Your task is to locate every line holding the string "elogios" and to copy each of them.

:: Provided data ::
________

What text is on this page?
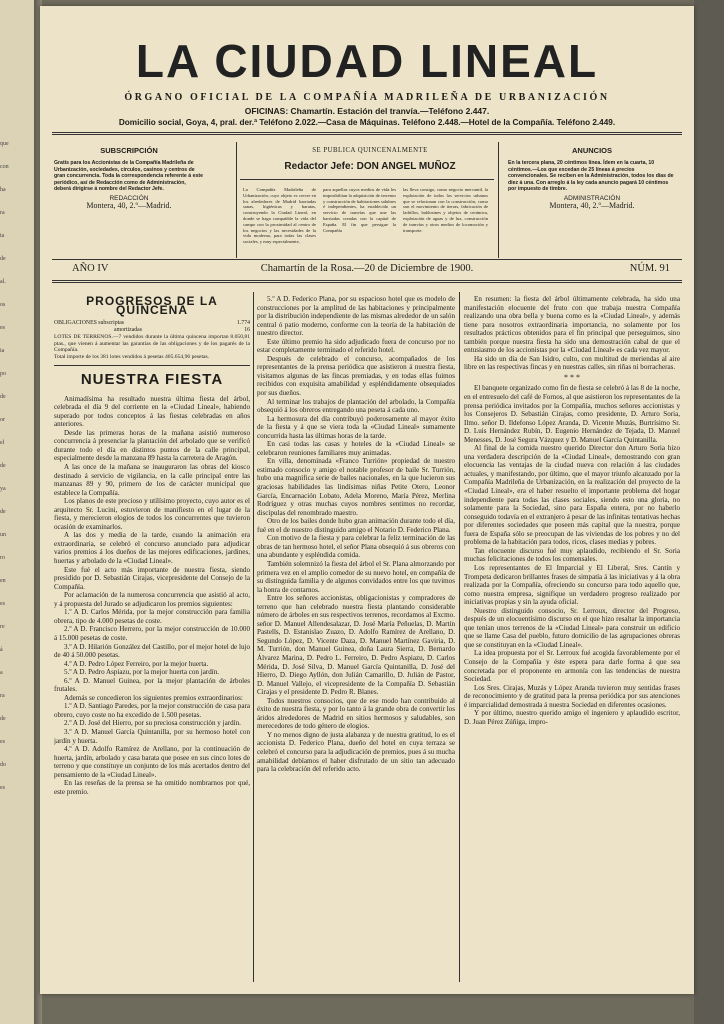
que
con
ha
ra
ta
de
al.
os
es
ia
po
de
or
el
de
ya
de
un
ro
en
es
re
á
a
ra
de
es
do
es
LA CIUDAD LINEAL
ÓRGANO OFICIAL DE LA COMPAÑÍA MADRILEÑA DE URBANIZACIÓN
OFICINAS: Chamartín. Estación del tranvía.—Teléfono 2.447.
Domicilio social, Goya, 4, pral. der.ª Teléfono 2.022.—Casa de Máquinas. Teléfono 2.448.—Hotel de la Compañía. Teléfono 2.449.
SUBSCRIPCIÓN
Gratis para los Accionistas de la Compañía Madrileña de Urbanización, sociedades, círculos, casinos y centros de gran concurrencia. Toda la correspondencia referente á este periódico, así de Redacción como de Administración, deberá dirigirse á nombre del Redactor Jefe.
REDACCIÓN
Montera, 40, 2.º—Madrid.
SE PUBLICA QUINCENALMENTE
Redactor Jefe: DON ANGEL MUÑOZ
La Compañía Madrileña de Urbanización, cuyo objeto es crecer en los alrededores de Madrid barriadas sanas, higiénicas y baratas, construyendo la Ciudad Lineal, en donde se haga compatible la vida del campo con la proximidad al centro de los negocios y las necesidades de la vida moderna, para todas las clases sociales, y muy especialmente,
para aquellas cuyos medios de vida les imposibilitan la adquisición de terrenos y construcción de habitaciones salubres é independientes, ha establecido un servicio de tranvías que une las barriadas creadas con la capital de España. El fin que persigue la Compañía
las lleva consigo, como negocio mercantil, la explotación de todos los servicios urbanos que se relacionan con la construcción, como son el movimiento de tierras, fabricación de ladrillos, baldosines y objetos de cerámica, explotación de aguas y de luz, construcción de tranvías y otros medios de locomoción y transporte.
ANUNCIOS
En la tercera plana, 20 céntimos línea. Ídem en la cuarta, 10 céntimos.—Los que excedan de 25 líneas á precios convencionales. Se reciben en la Administración, todos los días de diez á una. Con arreglo á la ley cada anuncio pagará 10 céntimos por impuesto de timbre.
ADMINISTRACIÓN
Montera, 40, 2.º—Madrid.
AÑO IV	Chamartín de la Rosa.—20 de Diciembre de 1900.	NÚM. 91
PROGRESOS DE LA QUINCENA
OBLIGACIONES subscriptas	1.774
amortizadas	16

LOTES DE TERRENOS.—7 vendidos durante la última quincena importan 8.050,81 ptas., que vienen á aumentar las garantías de las obligaciones y de los pagarés de la Compañía.

Total importe de los 381 lotes vendidos á pesetas 405.654,96 pesetas.

NUESTRA FIESTA

Animadísima ha resultado nuestra última fiesta del árbol, celebrada el día 9 del corriente en la «Ciudad Lineal», habiendo superado por todos conceptos á las fiestas celebradas en años anteriores.

Desde las primeras horas de la mañana asistió numeroso concurrencia á presenciar la plantación del arbolado que se verificó durante todo el día en distintos puntos de la calle principal, especialmente desde la manzana 89 hasta la carretera de Aragón.

A las once de la mañana se inauguraron las obras del kiosco destinado á servicio de vigilancia, en la calle principal entre las manzanas 89 y 90, primero de los de carácter municipal que establece la Compañía.

Los planos de este precioso y utilísimo proyecto, cuyo autor es el arquitecto Sr. Lucini, estuvieron de manifiesto en el lugar de la fiesta, y merecieron elogios de todos los concurrentes que tuvieron ocasión de examinarlos.

A las dos y media de la tarde, cuando la animación era extraordinaria, se celebró el concurso anunciado para adjudicar varios premios á los dueños de las mejores edificaciones, jardines, huertas y arbolado de la «Ciudad Lineal».

Este fué el acto más importante de nuestra fiesta, siendo presidido por D. Sebastián Cirajas, vicepresidente del Consejo de la Compañía.

Por aclamación de la numerosa concurrencia que asistió al acto, y á propuesta del Jurado se adjudicaron los premios siguientes:

1.º A D. Carlos Mérida, por la mejor construcción para familia obrera, tipo de 4.000 pesetas de coste.

2.º A D. Francisco Herrero, por la mejor construcción de 10.000 á 15.000 pesetas de coste.

3.º A D. Hilarión González del Castillo, por el mejor hotel de lujo de 40 á 50.000 pesetas.

4.º A D. Pedro López Ferreiro, por la mejor huerta.

5.º A D. Pedro Aspiazu, por la mejor huerta con jardín.

6.º A D. Manuel Guinea, por la mejor plantación de árboles frutales.

Además se concedieron los siguientes premios extraordinarios:

1.º A D. Santiago Paredes, por la mejor construcción de casa para obrero, cuyo coste no ha excedido de 1.500 pesetas.

2.º A D. José del Hierro, por su preciosa construcción y jardín.

3.º A D. Manuel García Quintanilla, por su hermoso hotel con jardín y huerta.

4.º A D. Adolfo Ramírez de Arellano, por la continuación de huerta, jardín, arbolado y casa barata que posee en sus cinco lotes de terreno y que constituye un conjunto de los más acertados dentro del pensamiento de la «Ciudad Lineal».

En las reseñas de la prensa se ha omitido nombrarnos por qué, este premio.

5.º A D. Federico Plana, por su espacioso hotel que es modelo de construcciones por la amplitud de las habitaciones y principalmente por la distribución independiente de las mismas alrededor de un salón central ó patio moderno, conforme con la teoría de la habitación de nuestro director.

Este último premio ha sido adjudicado fuera de concurso por no estar completamente terminado el referido hotel.

Después de celebrado el concurso, acompañados de los representantes de la prensa periódica que asistieron á nuestra fiesta, visitamos algunas de las fincas premiadas, y en todas ellas fuimos recibidos con exquisita amabilidad y espléndidamente obsequiados por sus dueños.

Al terminar los trabajos de plantación del arbolado, la Compañía obsequió á los obreros entregando una peseta á cada uno.

La hermosura del día contribuyó poderosamente al mayor éxito de la fiesta y á que se viera toda la «Ciudad Lineal» sumamente concurrida hasta las últimas horas de la tarde.

En casi todas las casas y hoteles de la «Ciudad Lineal» se celebraron reuniones familiares muy animadas.

En villa, denominada «Franco Turrión» propiedad de nuestro estimado consocio y amigo el notable profesor de baile Sr. Turrión, hubo una magnífica serie de bailes nacionales, en la que lucieron sus graciosas habilidades las lindísimas niñas Petite Otero, Leonor García, Encarnación Lobato, Adela Moreno, María Pérez, Merlina Rodríguez y otras muchas cuyos nombres sentimos no recordar, discípulas del renombrado maestro.

Otro de los bailes donde hubo gran animación durante todo el día, fué en el de nuestro distinguido amigo el Notario D. Federico Plana.

Con motivo de la fiesta y para celebrar la feliz terminación de las obras de tan hermoso hotel, el señor Plana obsequió á sus obreros con una abundante y espléndida comida.

También solemnizó la fiesta del árbol el Sr. Plana almorzando por primera vez en el amplio comedor de su nuevo hotel, en compañía de su distinguida familia y de algunos convidados entre los que tuvimos la honra de contarnos.

Entre los señores accionistas, obligacionistas y compradores de terreno que han celebrado nuestra fiesta plantando considerable número de árboles en sus respectivos terrenos, recordamos al Excmo. señor D. Manuel Allendesalazar, D. José María Peñuelas, D. Martín Pastells, D. Estanislao Zuazo, D. Adolfo Ramírez de Arellano, D. Segundo López, D. Vicente Daza, D. Manuel Martínez Gaviria, D. M. Turrión, don Manuel Guinea, doña Laura Sierra, D. Bernardo Álvarez Marina, D. Pedro L. Ferreiro, D. Pedro Aspiazu, D. Carlos Mérida, D. José Silva, D. Manuel García Quintanilla, D. José del Hierro, D. Diego Ayllón, don Julián Camarillo, D. Julián de Pastor, D. Manuel Vallejo, el vicepresidente de la Compañía D. Sebastián Cirajas y el presidente D. Pedro R. Blanes.

Todos nuestros consocios, que de ese modo han contribuido al éxito de nuestra fiesta, y por lo tanto á la grande obra de convertir los áridos alrededores de Madrid en sitios hermosos y saludables, son merecedores de todo género de elogios.

Y no menos digno de justa alabanza y de nuestra gratitud, lo es el accionista D. Federico Plana, dueño del hotel en cuya terraza se celebró el concurso para la adjudicación de premios, pues á su mucha amabilidad debíamos el haber disfrutado de un sitio tan adecuado para la celebración del referido acto.

En resumen: la fiesta del árbol últimamente celebrada, ha sido una manifestación elocuente del fruto con que trabaja nuestra Compañía realizando una obra bella y buena como es la «Ciudad Lineal», y además tiene para nosotros extraordinaria importancia, no solamente por los resultados prácticos obtenidos para el fin principal que perseguimos, sino también porque nuestra fiesta ha sido una demostración cabal de que el entusiasmo de los accionistas por la «Ciudad Lineal» es cada vez mayor.

Ha sido un día de San Isidro, culto, con multitud de meriendas al aire libre en las respectivas fincas y en nuestras calles, sin riñas ni borracheras.

* * *

El banquete organizado como fin de fiesta se celebró á las 8 de la noche, en el entresuelo del café de Fornos, al que asistieron los representantes de la prensa periódica invitados por la Compañía, muchos señores accionistas y los Consejeros D. Sebastián Cirajas, como presidente, D. Arturo Soria, Ilmo. señor D. Ildefonso López Aranda, D. Vicente Muzás, Burtrísimo Sr. D. Luis Hernández Rubín, D. Eugenio Hernández de Tejada, D. Manuel Menesses, D. José Segura Vázquez y D. Manuel García Quintanilla.

Al final de la comida nuestro querido Director don Arturo Soria hizo una verdadera descripción de la «Ciudad Lineal», demostrando con gran elocuencia las ventajas de la ciudad nueva con relación á las ciudades actuales, y manifestando, por último, que el mayor triunfo alcanzado por la Compañía Madrileña de Urbanización, en la realización del proyecto de la «Ciudad Lineal», era el haber resuelto el importante problema del hogar independiente para todas las clases sociales, siendo esto una gloria, no solamente para la Sociedad, sino para España entera, por no haberlo conseguido todavía en el extranjero á pesar de las infinitas tentativas hechas por diferentes sociedades que poseen más capital que la nuestra, porque fuera de España sólo se preocupan de las viviendas de los pobres y no del problema de la habitación para todos, ricos, clases medias y pobres.

Tan elocuente discurso fué muy aplaudido, recibiendo el Sr. Soria muchas felicitaciones de todos los comensales.

Los representantes de El Imparcial y El Liberal, Sres. Cantín y Trompeta dedicaron brillantes frases de simpatía á las iniciativas y á la obra realizada por la Compañía, ofreciendo su concurso para todo aquello que, como nuestra empresa, signifique un verdadero progreso realizado por iniciativas propias y sin la ayuda oficial.

Nuestro distinguido consocio, Sr. Lerroux, director del Progreso, después de un elocuentísimo discurso en el que hizo resaltar la importancia que tenían unos terrenos de la «Ciudad Lineal» para construir un edificio que se llame Casa del pueblo, futuro domicilio de las agrupaciones obreras que se constituyan en la «Ciudad Lineal».

La idea propuesta por el Sr. Lerroux fué acogida favorablemente por el Consejo de la Compañía y éste espera para darle forma á que sea concretada por el proponente en armonía con las tendencias de nuestra Sociedad.

Los Sres. Cirajas, Muzás y López Aranda tuvieron muy sentidas frases de reconocimiento y de gratitud para la prensa periódica por sus atenciones é imparcialidad demostrada á nuestra Sociedad en diferentes ocasiones.

Y por último, nuestro querido amigo el ingeniero y aplaudido escritor, D. Juan Pérez Zúñiga, impro-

________

:: The reply ::
Los planos de este precioso y utilísimo proyecto, cuyo autor es el arquitecto Sr. Lucini, estuvieron de manifiesto en el lugar de la fiesta, y merecieron elogios de todos los concurrentes que tuvieron ocasión de examinarlos.
Todos nuestros consocios, que de ese modo han contribuido al éxito de nuestra fiesta, y por lo tanto á la grande obra de convertir los áridos alrededores de Madrid en sitios hermosos y saludables, son merecedores de todo género de elogios.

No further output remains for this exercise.